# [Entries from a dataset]
====================
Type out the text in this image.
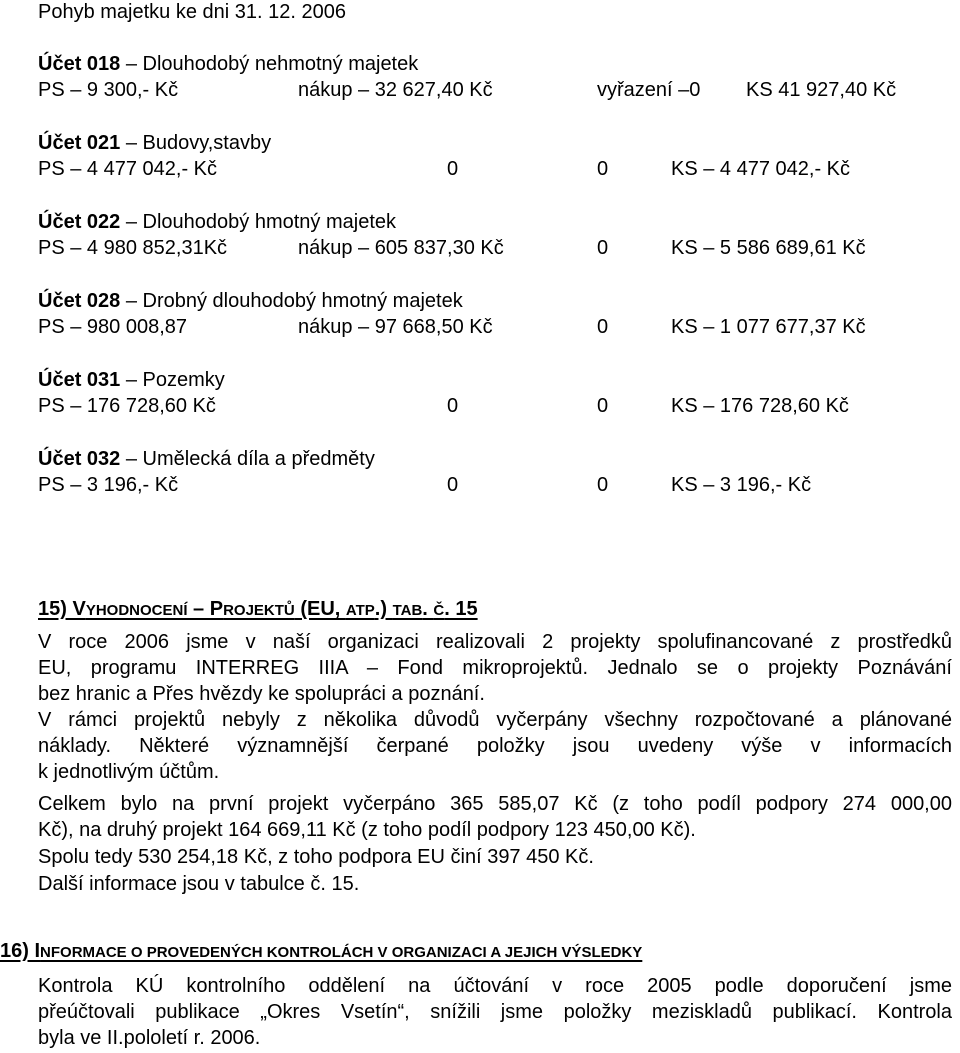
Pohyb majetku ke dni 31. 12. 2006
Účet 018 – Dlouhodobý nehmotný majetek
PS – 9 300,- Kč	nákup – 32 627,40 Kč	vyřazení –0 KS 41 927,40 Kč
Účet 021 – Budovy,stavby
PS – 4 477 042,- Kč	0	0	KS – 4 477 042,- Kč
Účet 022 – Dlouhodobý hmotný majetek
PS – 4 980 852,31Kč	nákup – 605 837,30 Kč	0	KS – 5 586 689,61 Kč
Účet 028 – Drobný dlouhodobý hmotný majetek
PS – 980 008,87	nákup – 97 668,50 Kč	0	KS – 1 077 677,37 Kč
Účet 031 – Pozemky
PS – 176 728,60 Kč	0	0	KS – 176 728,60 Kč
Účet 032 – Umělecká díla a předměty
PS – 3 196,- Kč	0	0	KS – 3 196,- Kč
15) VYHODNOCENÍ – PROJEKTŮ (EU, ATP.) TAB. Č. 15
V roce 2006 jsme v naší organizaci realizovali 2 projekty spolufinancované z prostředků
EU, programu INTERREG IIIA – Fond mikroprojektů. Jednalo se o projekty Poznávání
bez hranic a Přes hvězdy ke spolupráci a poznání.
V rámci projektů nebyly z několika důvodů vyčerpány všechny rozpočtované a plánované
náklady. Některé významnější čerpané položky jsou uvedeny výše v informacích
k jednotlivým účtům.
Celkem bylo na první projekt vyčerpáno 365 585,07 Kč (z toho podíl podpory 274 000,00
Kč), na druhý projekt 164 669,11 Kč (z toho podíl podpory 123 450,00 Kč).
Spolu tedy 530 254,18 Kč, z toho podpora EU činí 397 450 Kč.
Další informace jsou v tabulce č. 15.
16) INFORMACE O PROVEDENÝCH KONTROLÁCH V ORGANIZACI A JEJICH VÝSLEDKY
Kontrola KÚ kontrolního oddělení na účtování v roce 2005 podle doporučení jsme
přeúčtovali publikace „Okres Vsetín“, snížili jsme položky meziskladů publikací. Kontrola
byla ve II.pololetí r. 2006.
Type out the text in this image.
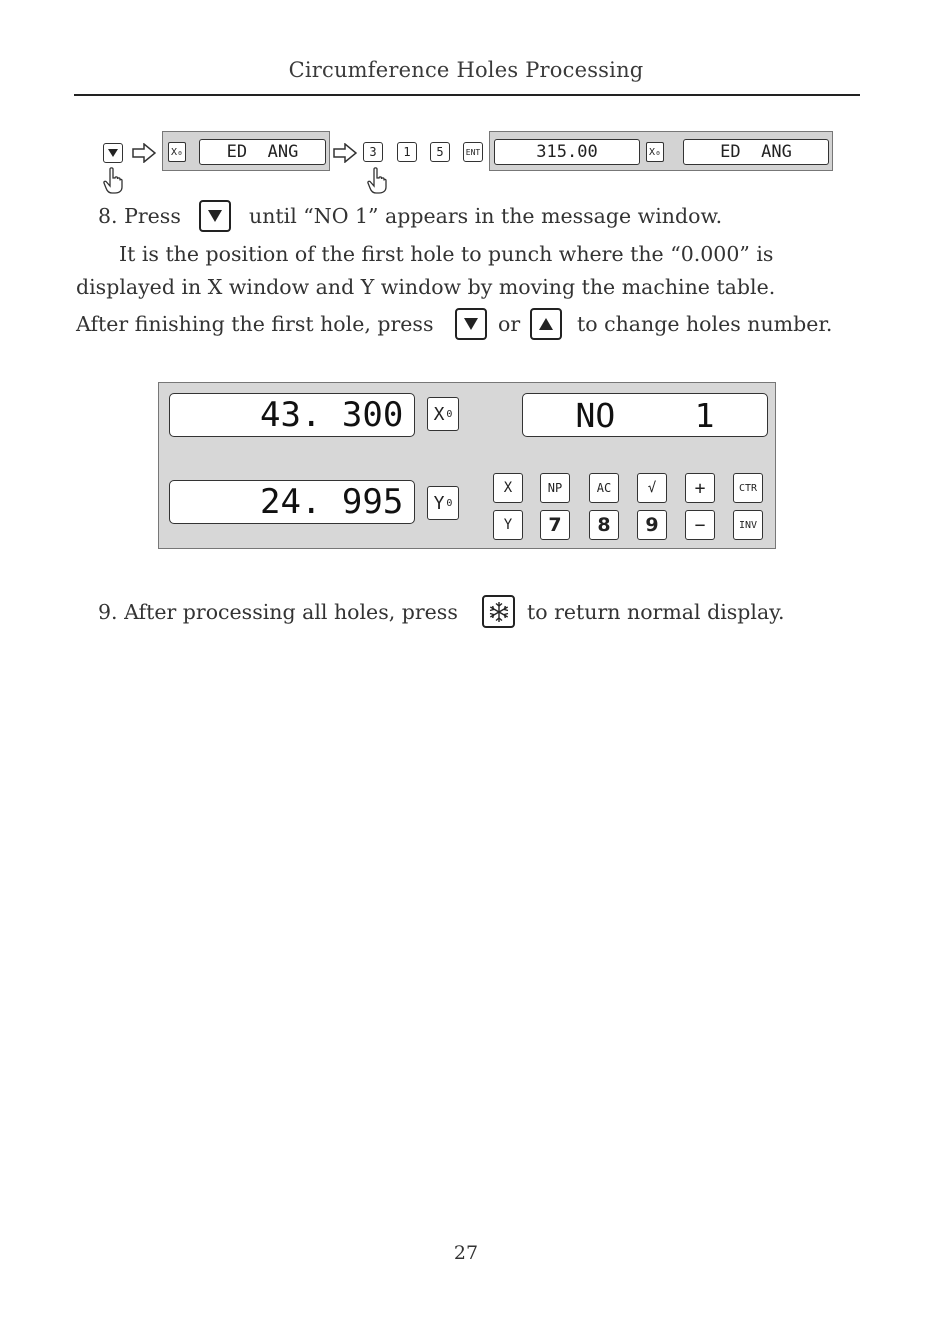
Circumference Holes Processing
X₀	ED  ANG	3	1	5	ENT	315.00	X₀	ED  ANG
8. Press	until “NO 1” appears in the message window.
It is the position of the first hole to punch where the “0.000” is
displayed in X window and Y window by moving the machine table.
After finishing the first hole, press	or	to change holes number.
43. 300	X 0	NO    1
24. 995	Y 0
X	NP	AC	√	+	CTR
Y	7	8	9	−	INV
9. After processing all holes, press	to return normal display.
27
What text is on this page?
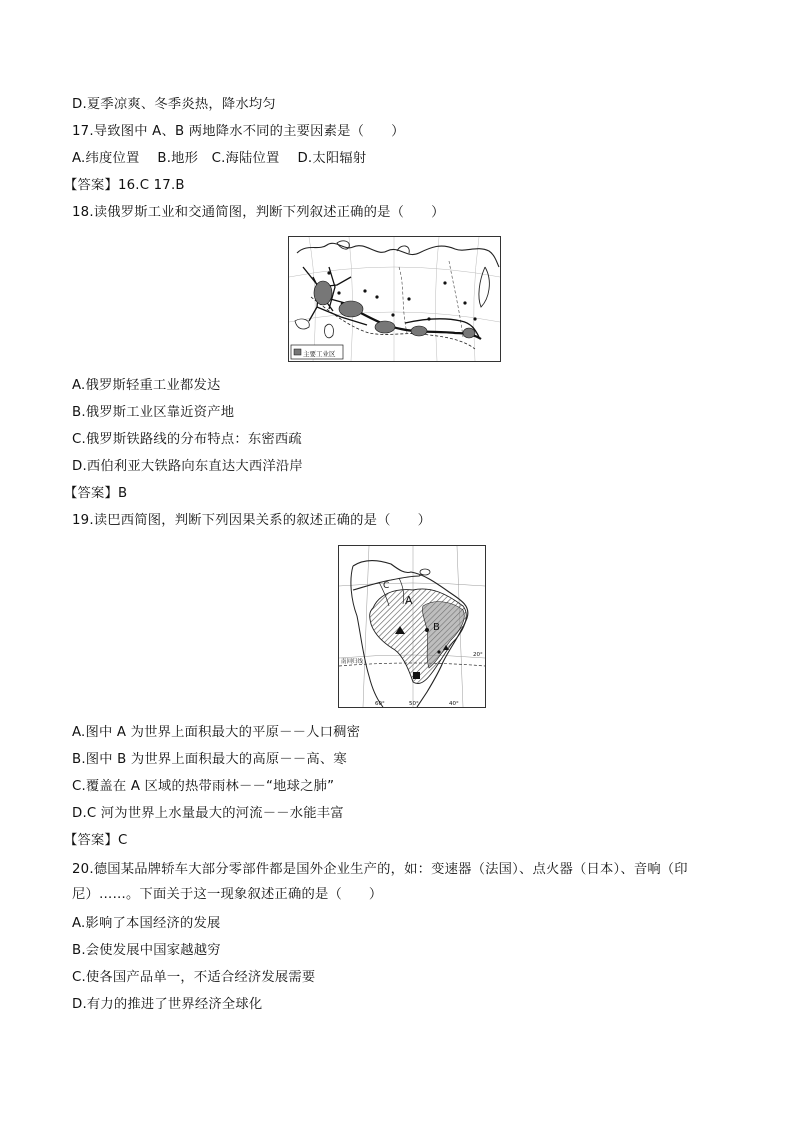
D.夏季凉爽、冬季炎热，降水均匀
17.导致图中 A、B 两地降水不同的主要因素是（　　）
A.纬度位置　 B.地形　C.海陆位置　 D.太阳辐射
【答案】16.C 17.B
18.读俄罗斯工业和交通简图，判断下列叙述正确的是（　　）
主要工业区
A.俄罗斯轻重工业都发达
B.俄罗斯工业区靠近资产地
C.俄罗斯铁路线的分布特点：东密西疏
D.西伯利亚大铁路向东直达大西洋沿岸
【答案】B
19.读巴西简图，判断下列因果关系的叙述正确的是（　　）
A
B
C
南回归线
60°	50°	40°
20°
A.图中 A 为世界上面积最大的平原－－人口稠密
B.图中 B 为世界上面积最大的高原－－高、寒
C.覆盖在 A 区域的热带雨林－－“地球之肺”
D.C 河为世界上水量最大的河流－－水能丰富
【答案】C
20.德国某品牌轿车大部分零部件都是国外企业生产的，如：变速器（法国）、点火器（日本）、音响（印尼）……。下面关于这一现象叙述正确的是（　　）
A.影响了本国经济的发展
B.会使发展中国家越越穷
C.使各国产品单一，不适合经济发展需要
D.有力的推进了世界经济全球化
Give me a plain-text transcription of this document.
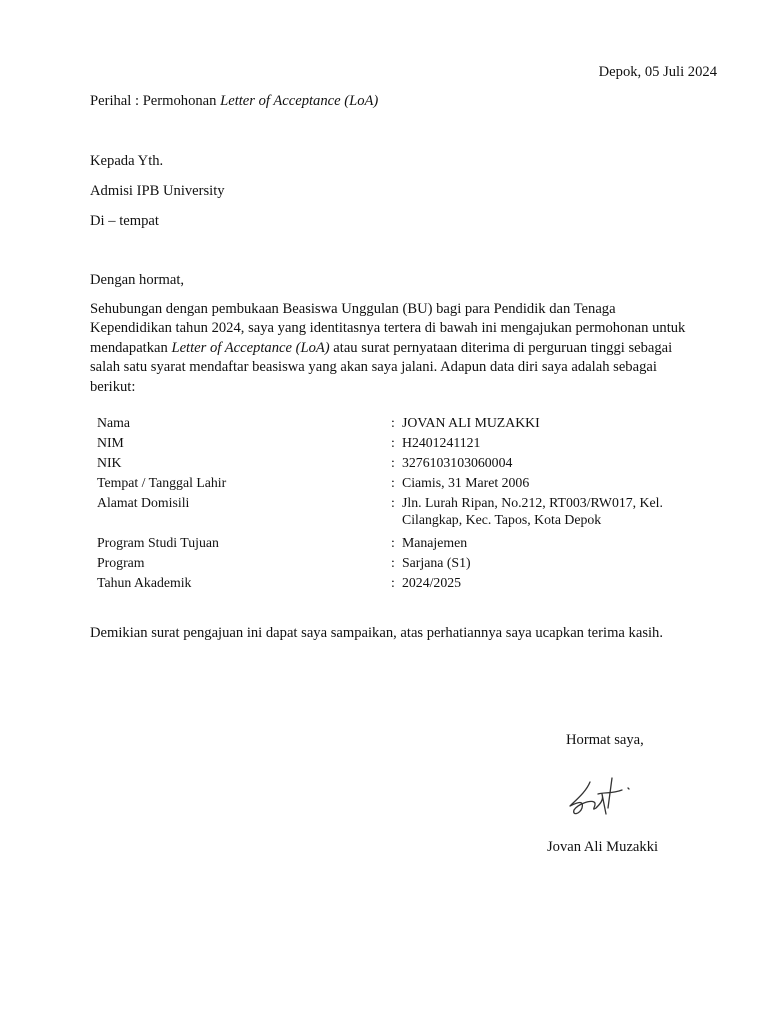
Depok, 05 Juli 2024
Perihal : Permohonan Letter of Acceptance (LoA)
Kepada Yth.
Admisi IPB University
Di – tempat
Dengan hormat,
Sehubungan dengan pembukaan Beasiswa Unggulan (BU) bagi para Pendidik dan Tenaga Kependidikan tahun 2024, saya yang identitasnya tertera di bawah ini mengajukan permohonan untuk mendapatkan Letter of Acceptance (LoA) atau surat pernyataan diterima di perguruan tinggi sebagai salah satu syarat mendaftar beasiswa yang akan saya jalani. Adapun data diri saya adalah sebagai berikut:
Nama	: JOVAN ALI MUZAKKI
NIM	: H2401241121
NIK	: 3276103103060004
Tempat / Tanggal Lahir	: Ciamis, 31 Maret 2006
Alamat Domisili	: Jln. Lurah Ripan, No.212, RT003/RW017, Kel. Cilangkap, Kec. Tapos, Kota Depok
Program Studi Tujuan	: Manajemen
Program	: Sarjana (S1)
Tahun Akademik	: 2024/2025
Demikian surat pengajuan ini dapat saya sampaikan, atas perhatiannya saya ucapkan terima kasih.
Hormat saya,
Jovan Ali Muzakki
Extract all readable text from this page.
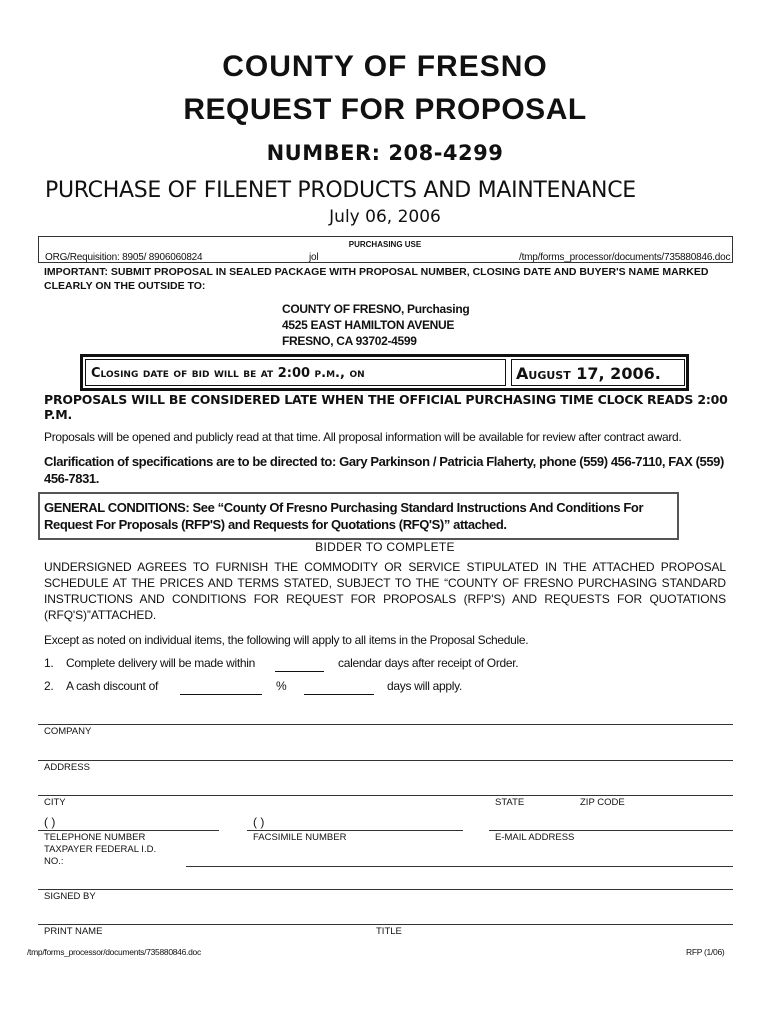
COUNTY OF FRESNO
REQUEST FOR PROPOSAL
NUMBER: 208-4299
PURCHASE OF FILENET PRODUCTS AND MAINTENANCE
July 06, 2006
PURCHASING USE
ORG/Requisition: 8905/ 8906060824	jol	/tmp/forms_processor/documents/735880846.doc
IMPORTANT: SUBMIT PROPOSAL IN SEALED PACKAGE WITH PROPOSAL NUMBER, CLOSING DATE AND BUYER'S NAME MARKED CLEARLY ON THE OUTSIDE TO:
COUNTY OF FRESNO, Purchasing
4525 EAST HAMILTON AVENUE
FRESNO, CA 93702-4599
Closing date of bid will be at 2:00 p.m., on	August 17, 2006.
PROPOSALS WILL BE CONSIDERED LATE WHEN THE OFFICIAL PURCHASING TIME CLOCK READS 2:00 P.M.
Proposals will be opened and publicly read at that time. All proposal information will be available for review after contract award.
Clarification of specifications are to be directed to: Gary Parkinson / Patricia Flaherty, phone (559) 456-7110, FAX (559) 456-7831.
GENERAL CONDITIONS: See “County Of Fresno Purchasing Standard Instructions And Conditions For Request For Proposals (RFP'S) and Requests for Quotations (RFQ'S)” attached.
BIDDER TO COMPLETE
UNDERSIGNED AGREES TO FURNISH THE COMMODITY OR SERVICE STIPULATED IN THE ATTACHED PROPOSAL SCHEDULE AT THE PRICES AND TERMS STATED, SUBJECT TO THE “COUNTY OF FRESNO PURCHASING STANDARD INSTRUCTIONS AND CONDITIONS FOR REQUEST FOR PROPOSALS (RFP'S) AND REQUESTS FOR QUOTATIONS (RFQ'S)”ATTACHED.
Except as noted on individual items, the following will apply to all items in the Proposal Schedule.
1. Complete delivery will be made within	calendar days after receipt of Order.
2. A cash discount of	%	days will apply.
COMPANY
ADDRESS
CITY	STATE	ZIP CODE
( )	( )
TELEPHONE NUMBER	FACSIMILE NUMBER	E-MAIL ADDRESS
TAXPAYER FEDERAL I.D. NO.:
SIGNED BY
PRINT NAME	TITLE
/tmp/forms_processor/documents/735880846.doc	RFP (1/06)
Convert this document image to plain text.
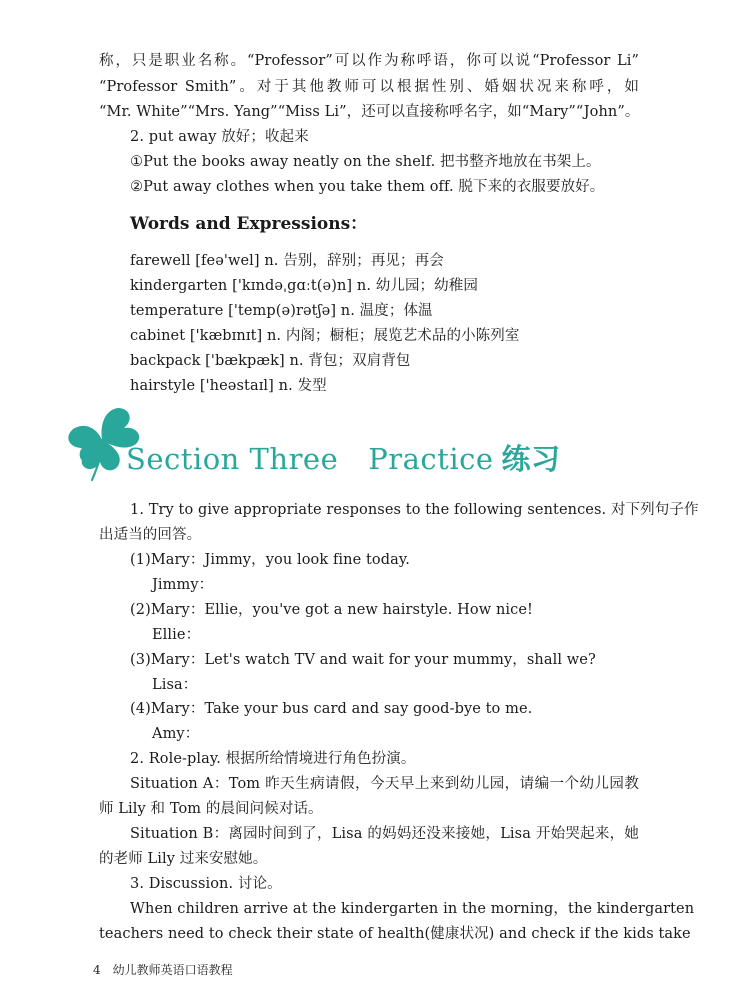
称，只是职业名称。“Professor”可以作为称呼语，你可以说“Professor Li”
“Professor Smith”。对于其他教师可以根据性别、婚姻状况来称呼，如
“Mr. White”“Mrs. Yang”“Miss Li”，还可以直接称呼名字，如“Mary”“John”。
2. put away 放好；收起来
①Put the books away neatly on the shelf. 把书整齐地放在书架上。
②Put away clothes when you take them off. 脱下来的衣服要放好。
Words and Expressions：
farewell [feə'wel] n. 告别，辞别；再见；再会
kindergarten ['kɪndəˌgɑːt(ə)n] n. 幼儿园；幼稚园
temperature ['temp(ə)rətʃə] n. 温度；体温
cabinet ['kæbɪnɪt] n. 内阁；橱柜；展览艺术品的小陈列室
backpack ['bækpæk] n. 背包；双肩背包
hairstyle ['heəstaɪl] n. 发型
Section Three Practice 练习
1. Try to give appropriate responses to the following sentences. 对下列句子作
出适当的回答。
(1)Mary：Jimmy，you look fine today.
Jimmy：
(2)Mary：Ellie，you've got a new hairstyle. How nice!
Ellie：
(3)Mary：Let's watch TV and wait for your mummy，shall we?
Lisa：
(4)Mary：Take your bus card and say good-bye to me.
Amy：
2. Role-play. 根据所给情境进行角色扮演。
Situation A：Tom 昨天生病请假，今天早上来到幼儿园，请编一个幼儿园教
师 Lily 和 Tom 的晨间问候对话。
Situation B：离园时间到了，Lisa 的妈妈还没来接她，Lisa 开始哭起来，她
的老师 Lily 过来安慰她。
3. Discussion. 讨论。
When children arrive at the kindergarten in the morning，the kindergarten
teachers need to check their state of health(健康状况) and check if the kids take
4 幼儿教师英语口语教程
====================
# [GIVEN TASK]
Copy every line that contains the string "days".

# [RESULT OF THE EXERCISE]
1. Complete delivery will be made within	calendar days after receipt of Order.
2. A cash discount of	%	days will apply.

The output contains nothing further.